(Recorded data)
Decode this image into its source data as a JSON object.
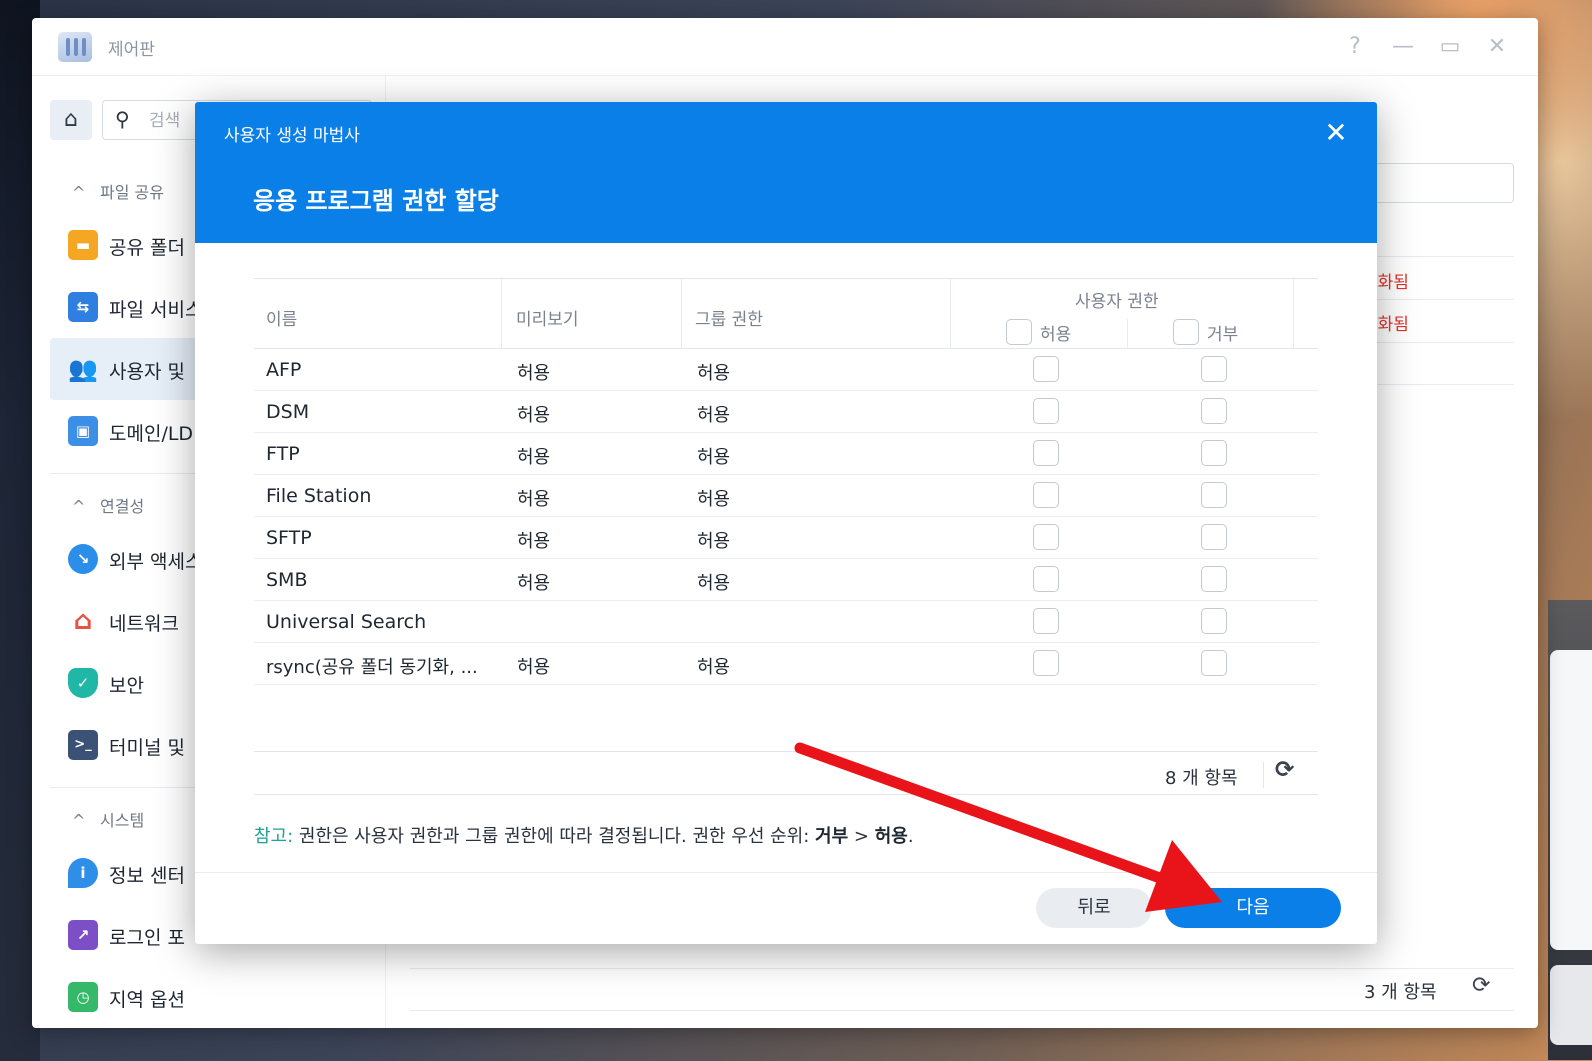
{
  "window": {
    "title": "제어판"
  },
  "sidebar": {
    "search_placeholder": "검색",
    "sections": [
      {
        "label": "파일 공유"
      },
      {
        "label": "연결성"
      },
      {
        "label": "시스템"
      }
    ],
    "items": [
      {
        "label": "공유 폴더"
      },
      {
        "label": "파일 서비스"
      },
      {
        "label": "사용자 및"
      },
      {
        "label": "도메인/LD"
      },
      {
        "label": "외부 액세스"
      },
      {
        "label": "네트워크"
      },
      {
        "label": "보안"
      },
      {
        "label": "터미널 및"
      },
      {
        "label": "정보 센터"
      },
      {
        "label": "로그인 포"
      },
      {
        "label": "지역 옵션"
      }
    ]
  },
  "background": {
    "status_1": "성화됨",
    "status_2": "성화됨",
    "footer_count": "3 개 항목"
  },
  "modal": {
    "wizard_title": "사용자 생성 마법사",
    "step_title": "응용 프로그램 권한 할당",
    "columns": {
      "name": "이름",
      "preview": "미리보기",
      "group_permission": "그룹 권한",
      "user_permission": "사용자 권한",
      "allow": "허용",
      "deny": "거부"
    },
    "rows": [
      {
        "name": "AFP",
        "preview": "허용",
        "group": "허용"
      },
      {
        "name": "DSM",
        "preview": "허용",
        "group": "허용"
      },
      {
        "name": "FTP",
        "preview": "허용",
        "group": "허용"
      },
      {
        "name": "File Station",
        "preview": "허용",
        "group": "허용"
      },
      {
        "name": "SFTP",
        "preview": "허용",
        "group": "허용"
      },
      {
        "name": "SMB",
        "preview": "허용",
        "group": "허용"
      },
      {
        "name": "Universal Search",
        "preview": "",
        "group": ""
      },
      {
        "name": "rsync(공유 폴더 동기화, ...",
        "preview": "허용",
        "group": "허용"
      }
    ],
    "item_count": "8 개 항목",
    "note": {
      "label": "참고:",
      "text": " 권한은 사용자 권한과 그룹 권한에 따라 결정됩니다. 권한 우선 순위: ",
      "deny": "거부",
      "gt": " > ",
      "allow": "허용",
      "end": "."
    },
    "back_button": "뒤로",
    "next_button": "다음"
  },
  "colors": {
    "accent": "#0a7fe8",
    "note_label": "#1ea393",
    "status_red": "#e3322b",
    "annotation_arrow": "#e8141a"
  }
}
---
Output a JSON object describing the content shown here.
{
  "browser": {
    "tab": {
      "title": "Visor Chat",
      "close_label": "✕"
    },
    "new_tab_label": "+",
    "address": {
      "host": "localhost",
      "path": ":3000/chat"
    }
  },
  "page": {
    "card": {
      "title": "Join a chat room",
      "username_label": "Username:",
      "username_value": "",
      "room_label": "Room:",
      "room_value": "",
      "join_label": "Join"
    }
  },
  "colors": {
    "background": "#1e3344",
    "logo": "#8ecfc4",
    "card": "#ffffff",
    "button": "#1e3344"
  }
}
--
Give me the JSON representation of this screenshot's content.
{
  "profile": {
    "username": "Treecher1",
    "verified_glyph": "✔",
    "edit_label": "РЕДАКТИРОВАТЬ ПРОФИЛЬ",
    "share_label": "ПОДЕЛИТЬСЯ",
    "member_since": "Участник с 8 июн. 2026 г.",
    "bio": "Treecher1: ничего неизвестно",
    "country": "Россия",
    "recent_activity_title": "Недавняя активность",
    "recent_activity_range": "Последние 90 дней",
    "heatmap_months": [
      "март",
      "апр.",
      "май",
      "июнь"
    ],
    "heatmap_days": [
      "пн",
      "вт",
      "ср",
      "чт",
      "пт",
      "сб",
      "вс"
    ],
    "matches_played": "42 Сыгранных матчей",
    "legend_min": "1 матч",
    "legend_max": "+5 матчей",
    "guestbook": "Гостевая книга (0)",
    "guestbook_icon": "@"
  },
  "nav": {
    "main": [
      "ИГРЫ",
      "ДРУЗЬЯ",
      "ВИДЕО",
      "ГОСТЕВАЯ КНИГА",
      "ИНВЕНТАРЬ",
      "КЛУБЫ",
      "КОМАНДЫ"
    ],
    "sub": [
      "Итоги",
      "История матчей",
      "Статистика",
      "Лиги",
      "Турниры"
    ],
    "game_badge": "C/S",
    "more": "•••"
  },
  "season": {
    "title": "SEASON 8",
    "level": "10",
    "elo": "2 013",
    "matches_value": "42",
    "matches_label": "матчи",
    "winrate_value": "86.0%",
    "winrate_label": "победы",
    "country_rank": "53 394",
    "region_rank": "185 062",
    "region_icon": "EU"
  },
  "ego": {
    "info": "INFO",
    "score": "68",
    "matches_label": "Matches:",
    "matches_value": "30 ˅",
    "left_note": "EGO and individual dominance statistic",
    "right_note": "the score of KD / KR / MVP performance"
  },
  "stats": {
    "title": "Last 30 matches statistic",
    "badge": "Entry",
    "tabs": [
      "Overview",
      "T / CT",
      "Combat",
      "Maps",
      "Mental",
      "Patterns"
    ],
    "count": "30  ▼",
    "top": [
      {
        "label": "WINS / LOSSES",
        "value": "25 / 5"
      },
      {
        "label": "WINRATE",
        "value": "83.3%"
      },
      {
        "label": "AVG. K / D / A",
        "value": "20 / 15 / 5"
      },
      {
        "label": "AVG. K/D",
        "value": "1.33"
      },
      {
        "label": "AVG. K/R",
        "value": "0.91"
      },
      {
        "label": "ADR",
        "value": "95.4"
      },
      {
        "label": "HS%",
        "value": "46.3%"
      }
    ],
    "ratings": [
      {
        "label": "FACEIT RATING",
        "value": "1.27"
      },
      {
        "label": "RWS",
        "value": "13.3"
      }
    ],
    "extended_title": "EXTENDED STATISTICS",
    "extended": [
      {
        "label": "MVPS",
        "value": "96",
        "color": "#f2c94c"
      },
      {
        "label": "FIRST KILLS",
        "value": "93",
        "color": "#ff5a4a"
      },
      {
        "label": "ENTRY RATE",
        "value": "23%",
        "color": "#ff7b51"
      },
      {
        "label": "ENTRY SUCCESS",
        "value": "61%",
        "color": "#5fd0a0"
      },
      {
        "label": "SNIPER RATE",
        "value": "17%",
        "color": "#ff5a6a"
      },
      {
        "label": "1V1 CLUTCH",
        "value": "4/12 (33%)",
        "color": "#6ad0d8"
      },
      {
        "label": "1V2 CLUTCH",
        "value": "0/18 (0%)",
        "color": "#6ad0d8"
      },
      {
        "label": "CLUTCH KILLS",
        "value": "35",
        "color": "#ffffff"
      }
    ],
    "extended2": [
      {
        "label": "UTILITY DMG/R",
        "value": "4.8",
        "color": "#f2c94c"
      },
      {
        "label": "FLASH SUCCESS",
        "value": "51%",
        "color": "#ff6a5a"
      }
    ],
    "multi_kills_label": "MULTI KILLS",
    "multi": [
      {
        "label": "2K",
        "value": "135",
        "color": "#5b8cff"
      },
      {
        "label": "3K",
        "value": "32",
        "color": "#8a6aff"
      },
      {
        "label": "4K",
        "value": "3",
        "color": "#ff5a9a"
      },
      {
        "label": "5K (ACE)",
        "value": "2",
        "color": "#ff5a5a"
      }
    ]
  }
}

- **Written task**:
Which lines above contain "Join"? Show each of them.

- **Written answer**:
      "title": "Join a chat room",
      "join_label": "Join"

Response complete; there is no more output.